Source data

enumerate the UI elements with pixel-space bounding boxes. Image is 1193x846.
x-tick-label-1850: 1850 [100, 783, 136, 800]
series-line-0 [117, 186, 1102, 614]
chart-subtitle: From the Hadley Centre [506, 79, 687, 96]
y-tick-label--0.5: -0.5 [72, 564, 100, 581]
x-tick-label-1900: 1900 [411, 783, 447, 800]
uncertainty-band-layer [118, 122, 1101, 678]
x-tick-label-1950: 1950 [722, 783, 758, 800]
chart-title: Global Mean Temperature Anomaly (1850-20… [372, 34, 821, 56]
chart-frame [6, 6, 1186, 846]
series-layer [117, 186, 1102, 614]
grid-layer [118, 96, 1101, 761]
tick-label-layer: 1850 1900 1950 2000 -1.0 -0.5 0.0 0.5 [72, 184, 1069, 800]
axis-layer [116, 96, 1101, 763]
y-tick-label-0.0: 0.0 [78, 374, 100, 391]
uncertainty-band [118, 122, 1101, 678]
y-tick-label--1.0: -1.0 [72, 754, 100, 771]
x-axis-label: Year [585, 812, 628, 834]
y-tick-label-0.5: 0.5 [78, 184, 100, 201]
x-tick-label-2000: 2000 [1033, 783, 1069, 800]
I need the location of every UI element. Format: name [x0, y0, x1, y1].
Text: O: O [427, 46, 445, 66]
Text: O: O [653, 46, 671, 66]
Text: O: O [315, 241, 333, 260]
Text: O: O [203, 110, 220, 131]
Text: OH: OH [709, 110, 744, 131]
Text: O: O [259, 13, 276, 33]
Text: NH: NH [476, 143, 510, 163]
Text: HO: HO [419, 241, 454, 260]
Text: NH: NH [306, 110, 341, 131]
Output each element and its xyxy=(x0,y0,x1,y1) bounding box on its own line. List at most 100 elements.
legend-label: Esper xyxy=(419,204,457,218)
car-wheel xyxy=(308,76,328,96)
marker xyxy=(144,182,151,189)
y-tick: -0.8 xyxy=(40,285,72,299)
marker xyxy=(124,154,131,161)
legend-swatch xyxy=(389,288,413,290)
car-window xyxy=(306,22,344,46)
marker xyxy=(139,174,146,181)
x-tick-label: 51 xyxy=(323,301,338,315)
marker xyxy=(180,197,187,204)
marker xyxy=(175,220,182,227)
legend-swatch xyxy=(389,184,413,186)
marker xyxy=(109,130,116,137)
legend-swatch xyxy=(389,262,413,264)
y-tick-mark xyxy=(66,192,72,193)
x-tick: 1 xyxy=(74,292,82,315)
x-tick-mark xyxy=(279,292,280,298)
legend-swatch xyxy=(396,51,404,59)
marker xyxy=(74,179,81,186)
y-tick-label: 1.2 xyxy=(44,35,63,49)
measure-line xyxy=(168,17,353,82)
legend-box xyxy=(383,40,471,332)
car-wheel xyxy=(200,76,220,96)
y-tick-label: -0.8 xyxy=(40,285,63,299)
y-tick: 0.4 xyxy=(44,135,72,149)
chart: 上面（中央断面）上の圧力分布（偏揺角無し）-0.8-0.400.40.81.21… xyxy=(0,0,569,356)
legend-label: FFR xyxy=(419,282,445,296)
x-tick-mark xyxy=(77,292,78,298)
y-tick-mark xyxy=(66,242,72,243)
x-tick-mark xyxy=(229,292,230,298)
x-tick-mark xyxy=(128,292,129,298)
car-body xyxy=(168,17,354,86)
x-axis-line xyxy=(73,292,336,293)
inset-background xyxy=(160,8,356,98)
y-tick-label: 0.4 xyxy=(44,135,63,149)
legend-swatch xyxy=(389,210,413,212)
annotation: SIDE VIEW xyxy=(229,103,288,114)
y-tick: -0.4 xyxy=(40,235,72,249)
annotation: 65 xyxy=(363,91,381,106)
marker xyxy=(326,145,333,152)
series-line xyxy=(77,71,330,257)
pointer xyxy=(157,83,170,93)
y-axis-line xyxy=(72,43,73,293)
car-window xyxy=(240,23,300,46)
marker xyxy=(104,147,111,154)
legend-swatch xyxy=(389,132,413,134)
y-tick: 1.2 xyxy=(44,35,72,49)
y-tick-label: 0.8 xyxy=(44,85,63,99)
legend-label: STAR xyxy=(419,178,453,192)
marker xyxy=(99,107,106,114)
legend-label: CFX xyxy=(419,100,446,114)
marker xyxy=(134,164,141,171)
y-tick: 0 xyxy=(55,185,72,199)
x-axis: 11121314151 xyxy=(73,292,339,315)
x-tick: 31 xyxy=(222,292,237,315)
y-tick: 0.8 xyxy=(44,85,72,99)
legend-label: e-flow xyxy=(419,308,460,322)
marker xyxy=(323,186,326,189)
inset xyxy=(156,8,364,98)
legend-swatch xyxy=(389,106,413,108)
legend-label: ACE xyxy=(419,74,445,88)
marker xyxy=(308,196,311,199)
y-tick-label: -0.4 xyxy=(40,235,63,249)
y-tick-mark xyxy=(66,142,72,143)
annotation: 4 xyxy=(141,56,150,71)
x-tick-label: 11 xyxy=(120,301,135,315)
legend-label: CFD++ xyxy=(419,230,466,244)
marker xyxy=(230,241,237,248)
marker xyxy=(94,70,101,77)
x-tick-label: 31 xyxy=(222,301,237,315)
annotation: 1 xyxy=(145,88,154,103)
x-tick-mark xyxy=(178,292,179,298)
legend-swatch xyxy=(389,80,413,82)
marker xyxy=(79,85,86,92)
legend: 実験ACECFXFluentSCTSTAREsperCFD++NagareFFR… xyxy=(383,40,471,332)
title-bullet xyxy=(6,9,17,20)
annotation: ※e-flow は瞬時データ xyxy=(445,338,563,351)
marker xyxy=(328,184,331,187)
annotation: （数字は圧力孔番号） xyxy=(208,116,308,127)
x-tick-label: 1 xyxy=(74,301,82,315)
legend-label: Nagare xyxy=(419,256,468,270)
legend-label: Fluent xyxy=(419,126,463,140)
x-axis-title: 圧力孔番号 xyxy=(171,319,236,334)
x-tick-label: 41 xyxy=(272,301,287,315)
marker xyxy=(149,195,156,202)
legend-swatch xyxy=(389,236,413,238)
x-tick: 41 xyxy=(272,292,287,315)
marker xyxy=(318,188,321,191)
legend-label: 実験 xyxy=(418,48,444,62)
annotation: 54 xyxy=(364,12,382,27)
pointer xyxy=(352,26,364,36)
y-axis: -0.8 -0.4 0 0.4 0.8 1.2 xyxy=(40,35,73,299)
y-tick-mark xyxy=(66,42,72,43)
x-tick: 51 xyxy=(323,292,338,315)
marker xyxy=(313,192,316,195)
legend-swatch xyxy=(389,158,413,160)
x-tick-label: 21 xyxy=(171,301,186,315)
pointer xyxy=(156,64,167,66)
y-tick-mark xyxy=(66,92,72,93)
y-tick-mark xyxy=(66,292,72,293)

→ YOUR OBJECTIVE
Retype every line of the records above, character for character.

→ RESULT BELOW
enumerate the UI elements with pixel-space bounding boxes. Image is 1193x846.
x-tick-label-1850: 1850 [100, 783, 136, 800]
series-line-0 [117, 186, 1102, 614]
chart-subtitle: From the Hadley Centre [506, 79, 687, 96]
y-tick-label--0.5: -0.5 [72, 564, 100, 581]
x-tick-label-1900: 1900 [411, 783, 447, 800]
uncertainty-band-layer [118, 122, 1101, 678]
x-tick-label-1950: 1950 [722, 783, 758, 800]
chart-title: Global Mean Temperature Anomaly (1850-20… [372, 34, 821, 56]
chart-frame [6, 6, 1186, 846]
series-layer [117, 186, 1102, 614]
grid-layer [118, 96, 1101, 761]
tick-label-layer: 1850 1900 1950 2000 -1.0 -0.5 0.0 0.5 [72, 184, 1069, 800]
axis-layer [116, 96, 1101, 763]
y-tick-label-0.0: 0.0 [78, 374, 100, 391]
uncertainty-band [118, 122, 1101, 678]
y-tick-label--1.0: -1.0 [72, 754, 100, 771]
x-axis-label: Year [585, 812, 628, 834]
y-tick-label-0.5: 0.5 [78, 184, 100, 201]
x-tick-label-2000: 2000 [1033, 783, 1069, 800]
I need the location of every UI element. Format: name [x0, y0, x1, y1].
Text: O: O [427, 46, 445, 66]
Text: O: O [653, 46, 671, 66]
Text: O: O [315, 241, 333, 260]
Text: O: O [203, 110, 220, 131]
Text: OH: OH [709, 110, 744, 131]
Text: O: O [259, 13, 276, 33]
Text: NH: NH [476, 143, 510, 163]
Text: HO: HO [419, 241, 454, 260]
Text: NH: NH [306, 110, 341, 131]
Output each element and its xyxy=(x0,y0,x1,y1) bounding box on its own line. List at most 100 elements.
legend-label: Esper xyxy=(419,204,457,218)
car-wheel xyxy=(308,76,328,96)
marker xyxy=(144,182,151,189)
y-tick: -0.8 xyxy=(40,285,72,299)
marker xyxy=(124,154,131,161)
legend-swatch xyxy=(389,288,413,290)
car-window xyxy=(306,22,344,46)
marker xyxy=(139,174,146,181)
x-tick-label: 51 xyxy=(323,301,338,315)
marker xyxy=(180,197,187,204)
marker xyxy=(175,220,182,227)
legend-swatch xyxy=(389,184,413,186)
marker xyxy=(109,130,116,137)
legend-swatch xyxy=(389,262,413,264)
y-tick-mark xyxy=(66,192,72,193)
x-tick: 1 xyxy=(74,292,82,315)
x-tick-mark xyxy=(279,292,280,298)
legend-swatch xyxy=(396,51,404,59)
marker xyxy=(74,179,81,186)
y-tick-label: 1.2 xyxy=(44,35,63,49)
measure-line xyxy=(168,17,353,82)
legend-box xyxy=(383,40,471,332)
car-wheel xyxy=(200,76,220,96)
y-tick-label: -0.8 xyxy=(40,285,63,299)
y-tick: 0.4 xyxy=(44,135,72,149)
chart: 上面（中央断面）上の圧力分布（偏揺角無し）-0.8-0.400.40.81.21… xyxy=(0,0,569,356)
legend-label: FFR xyxy=(419,282,445,296)
x-tick-mark xyxy=(77,292,78,298)
y-tick-mark xyxy=(66,242,72,243)
x-tick-mark xyxy=(229,292,230,298)
x-tick-mark xyxy=(128,292,129,298)
car-body xyxy=(168,17,354,86)
x-axis-line xyxy=(73,292,336,293)
inset-background xyxy=(160,8,356,98)
y-tick-label: 0.4 xyxy=(44,135,63,149)
legend-swatch xyxy=(389,210,413,212)
annotation: SIDE VIEW xyxy=(229,103,288,114)
y-tick: -0.4 xyxy=(40,235,72,249)
annotation: 65 xyxy=(363,91,381,106)
marker xyxy=(326,145,333,152)
series-line xyxy=(77,71,330,257)
pointer xyxy=(157,83,170,93)
y-axis-line xyxy=(72,43,73,293)
car-window xyxy=(240,23,300,46)
marker xyxy=(104,147,111,154)
legend-swatch xyxy=(389,132,413,134)
y-tick: 1.2 xyxy=(44,35,72,49)
y-tick-label: 0.8 xyxy=(44,85,63,99)
legend-label: STAR xyxy=(419,178,453,192)
marker xyxy=(99,107,106,114)
legend-label: CFX xyxy=(419,100,446,114)
marker xyxy=(134,164,141,171)
y-tick: 0 xyxy=(55,185,72,199)
x-axis: 11121314151 xyxy=(73,292,339,315)
x-tick: 31 xyxy=(222,292,237,315)
y-tick: 0.8 xyxy=(44,85,72,99)
legend-label: e-flow xyxy=(419,308,460,322)
marker xyxy=(323,186,326,189)
inset xyxy=(156,8,364,98)
legend-swatch xyxy=(389,106,413,108)
legend-label: ACE xyxy=(419,74,445,88)
marker xyxy=(308,196,311,199)
y-tick-label: -0.4 xyxy=(40,235,63,249)
y-tick-mark xyxy=(66,142,72,143)
annotation: 4 xyxy=(141,56,150,71)
x-tick-label: 11 xyxy=(120,301,135,315)
legend-label: CFD++ xyxy=(419,230,466,244)
marker xyxy=(230,241,237,248)
marker xyxy=(94,70,101,77)
x-tick-label: 31 xyxy=(222,301,237,315)
annotation: 1 xyxy=(145,88,154,103)
x-tick-mark xyxy=(178,292,179,298)
legend-swatch xyxy=(389,80,413,82)
marker xyxy=(79,85,86,92)
legend: 実験ACECFXFluentSCTSTAREsperCFD++NagareFFR… xyxy=(383,40,471,332)
title-bullet xyxy=(6,9,17,20)
annotation: ※e-flow は瞬時データ xyxy=(445,338,563,351)
marker xyxy=(328,184,331,187)
annotation: （数字は圧力孔番号） xyxy=(208,116,308,127)
x-tick-label: 1 xyxy=(74,301,82,315)
legend-label: Nagare xyxy=(419,256,468,270)
legend-label: Fluent xyxy=(419,126,463,140)
x-axis-title: 圧力孔番号 xyxy=(171,319,236,334)
x-tick-label: 41 xyxy=(272,301,287,315)
marker xyxy=(149,195,156,202)
legend-swatch xyxy=(389,236,413,238)
x-tick: 41 xyxy=(272,292,287,315)
marker xyxy=(318,188,321,191)
legend-label: 実験 xyxy=(418,48,444,62)
annotation: 54 xyxy=(364,12,382,27)
pointer xyxy=(352,26,364,36)
y-axis: -0.8 -0.4 0 0.4 0.8 1.2 xyxy=(40,35,73,299)
y-tick-mark xyxy=(66,42,72,43)
x-tick: 51 xyxy=(323,292,338,315)
marker xyxy=(313,192,316,195)
legend-swatch xyxy=(389,158,413,160)
x-tick-label: 21 xyxy=(171,301,186,315)
pointer xyxy=(156,64,167,66)
y-tick-mark xyxy=(66,92,72,93)
y-tick-mark xyxy=(66,292,72,293)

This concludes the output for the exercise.